◆ INSTRUCTIONS TO FOLLOW
Locate all lines with the word "total" and copy them out.

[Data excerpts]
============================================================
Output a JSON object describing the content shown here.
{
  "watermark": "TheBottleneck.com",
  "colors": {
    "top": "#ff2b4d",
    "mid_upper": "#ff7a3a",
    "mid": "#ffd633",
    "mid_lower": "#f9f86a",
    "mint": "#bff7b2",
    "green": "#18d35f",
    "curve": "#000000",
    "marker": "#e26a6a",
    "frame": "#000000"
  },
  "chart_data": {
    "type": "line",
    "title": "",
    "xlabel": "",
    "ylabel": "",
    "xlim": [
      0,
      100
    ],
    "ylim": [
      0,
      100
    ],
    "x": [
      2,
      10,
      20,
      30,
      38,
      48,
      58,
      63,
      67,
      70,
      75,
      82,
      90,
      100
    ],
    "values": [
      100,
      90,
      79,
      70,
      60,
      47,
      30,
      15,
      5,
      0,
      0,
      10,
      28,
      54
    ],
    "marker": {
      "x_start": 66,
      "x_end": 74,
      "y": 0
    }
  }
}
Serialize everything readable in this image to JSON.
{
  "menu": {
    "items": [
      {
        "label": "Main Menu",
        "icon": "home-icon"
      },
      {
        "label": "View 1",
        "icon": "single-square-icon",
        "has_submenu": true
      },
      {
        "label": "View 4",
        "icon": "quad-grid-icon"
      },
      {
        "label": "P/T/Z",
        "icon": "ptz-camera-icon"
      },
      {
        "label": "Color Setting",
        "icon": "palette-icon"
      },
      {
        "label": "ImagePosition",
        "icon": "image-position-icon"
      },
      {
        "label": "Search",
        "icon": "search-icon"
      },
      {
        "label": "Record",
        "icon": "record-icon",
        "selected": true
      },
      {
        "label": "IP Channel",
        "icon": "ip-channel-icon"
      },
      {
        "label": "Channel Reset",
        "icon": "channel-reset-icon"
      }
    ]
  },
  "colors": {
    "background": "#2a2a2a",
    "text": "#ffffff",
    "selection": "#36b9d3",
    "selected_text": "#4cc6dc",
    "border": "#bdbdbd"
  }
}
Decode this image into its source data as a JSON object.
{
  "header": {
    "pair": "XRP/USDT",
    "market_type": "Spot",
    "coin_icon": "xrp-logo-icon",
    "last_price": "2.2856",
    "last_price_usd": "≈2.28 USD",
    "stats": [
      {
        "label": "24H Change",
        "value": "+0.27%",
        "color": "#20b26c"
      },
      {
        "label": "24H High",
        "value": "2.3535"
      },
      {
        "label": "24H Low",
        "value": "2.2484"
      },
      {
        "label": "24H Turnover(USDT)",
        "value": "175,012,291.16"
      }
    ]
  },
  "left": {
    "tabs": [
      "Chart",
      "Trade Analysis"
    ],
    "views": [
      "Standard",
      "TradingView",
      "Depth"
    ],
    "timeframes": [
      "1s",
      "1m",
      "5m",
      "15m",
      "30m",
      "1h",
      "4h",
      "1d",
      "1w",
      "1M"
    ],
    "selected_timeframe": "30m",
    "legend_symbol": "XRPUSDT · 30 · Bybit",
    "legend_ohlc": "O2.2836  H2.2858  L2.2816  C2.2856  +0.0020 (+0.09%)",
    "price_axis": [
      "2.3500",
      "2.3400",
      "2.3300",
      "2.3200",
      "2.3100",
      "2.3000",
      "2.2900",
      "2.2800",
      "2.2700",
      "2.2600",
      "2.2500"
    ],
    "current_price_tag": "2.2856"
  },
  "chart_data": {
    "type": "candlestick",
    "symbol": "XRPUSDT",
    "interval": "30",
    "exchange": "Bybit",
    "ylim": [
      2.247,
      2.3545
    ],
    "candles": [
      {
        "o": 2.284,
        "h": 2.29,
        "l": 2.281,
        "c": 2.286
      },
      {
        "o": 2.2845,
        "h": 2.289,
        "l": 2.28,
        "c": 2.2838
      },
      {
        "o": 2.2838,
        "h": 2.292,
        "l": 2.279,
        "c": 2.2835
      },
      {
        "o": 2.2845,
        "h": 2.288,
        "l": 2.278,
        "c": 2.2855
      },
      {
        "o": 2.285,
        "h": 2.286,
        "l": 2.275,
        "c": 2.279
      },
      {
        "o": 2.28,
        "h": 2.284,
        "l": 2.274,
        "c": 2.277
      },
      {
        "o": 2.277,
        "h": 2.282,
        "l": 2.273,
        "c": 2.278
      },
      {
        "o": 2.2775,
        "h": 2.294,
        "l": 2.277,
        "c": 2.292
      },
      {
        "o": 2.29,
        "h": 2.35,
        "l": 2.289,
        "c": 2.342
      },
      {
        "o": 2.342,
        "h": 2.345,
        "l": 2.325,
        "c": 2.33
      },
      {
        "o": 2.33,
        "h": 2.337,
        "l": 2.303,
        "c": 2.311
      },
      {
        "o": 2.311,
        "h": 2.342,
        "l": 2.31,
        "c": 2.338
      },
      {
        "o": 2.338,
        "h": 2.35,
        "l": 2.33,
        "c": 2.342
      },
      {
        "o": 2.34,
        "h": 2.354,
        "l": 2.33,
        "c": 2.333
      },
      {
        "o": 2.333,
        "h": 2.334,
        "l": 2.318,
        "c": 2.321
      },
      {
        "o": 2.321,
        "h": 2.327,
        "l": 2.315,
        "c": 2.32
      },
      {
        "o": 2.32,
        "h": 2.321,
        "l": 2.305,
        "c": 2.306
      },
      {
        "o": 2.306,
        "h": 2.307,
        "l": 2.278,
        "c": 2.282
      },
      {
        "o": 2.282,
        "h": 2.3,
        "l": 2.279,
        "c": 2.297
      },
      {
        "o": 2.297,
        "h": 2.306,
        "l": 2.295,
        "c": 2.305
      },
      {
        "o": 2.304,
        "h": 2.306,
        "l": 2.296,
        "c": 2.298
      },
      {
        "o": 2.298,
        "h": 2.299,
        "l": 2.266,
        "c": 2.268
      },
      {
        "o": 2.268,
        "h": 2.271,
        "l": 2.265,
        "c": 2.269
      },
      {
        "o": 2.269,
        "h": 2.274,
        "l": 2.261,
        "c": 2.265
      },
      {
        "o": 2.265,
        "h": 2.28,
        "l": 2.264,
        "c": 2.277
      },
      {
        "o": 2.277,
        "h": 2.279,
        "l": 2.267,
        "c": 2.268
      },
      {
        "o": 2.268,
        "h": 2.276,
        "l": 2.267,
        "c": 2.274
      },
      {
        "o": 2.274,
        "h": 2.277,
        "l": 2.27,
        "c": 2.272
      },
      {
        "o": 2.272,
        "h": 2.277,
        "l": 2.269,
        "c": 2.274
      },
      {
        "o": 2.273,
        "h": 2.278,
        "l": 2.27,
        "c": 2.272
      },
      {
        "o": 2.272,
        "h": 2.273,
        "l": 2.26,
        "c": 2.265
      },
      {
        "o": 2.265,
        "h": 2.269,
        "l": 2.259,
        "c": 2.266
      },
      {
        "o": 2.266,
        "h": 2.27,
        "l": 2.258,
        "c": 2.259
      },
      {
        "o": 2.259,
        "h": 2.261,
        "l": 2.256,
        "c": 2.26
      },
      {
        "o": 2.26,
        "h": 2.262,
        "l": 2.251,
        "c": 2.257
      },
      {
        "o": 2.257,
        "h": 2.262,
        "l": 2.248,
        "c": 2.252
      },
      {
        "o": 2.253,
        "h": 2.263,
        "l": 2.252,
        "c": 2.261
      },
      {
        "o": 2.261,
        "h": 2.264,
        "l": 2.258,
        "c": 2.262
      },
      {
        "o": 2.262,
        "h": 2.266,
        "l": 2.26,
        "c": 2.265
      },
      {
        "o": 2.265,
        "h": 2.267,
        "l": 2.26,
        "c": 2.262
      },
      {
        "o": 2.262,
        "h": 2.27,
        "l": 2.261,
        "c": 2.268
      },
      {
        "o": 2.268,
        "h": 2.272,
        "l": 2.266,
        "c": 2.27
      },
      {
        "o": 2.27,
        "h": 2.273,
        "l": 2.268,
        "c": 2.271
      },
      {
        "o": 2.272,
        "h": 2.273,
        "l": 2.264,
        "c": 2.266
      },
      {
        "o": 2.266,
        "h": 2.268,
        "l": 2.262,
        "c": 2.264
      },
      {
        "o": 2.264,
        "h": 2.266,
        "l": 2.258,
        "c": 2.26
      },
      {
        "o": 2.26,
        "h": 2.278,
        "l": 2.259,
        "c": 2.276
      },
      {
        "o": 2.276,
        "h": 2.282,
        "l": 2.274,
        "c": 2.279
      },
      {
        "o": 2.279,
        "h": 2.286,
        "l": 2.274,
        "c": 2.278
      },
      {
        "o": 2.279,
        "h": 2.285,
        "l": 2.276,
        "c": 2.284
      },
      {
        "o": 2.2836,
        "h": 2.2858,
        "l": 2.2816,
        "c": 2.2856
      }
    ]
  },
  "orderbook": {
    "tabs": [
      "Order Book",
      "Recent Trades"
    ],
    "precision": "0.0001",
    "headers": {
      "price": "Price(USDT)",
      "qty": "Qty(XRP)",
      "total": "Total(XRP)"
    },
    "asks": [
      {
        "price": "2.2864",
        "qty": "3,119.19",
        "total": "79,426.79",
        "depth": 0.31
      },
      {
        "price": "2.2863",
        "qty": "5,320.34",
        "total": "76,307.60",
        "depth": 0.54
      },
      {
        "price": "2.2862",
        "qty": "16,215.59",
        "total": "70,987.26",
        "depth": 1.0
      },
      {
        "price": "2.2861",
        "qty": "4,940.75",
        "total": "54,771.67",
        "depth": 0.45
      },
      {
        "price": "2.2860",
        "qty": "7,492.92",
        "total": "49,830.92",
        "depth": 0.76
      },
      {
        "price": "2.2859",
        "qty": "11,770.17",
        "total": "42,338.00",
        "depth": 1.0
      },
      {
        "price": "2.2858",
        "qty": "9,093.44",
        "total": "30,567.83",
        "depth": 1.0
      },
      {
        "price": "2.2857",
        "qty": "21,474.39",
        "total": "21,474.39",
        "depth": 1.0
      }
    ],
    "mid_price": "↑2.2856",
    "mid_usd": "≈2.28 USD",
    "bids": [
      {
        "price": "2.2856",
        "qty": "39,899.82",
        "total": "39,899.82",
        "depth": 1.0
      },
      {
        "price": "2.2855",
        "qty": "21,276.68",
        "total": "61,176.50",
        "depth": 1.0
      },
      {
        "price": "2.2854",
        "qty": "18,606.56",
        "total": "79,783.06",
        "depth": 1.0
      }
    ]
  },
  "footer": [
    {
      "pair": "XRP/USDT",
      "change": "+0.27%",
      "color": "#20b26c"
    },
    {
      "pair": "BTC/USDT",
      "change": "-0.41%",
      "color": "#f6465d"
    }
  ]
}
============================================================
◆ FINISHED EXERCISE
      "total": "Total(XRP)"
        "total": "79,426.79",
        "total": "76,307.60",
        "total": "70,987.26",
        "total": "54,771.67",
        "total": "49,830.92",
        "total": "42,338.00",
        "total": "30,567.83",
        "total": "21,474.39",
        "total": "39,899.82",
        "total": "61,176.50",
        "total": "79,783.06",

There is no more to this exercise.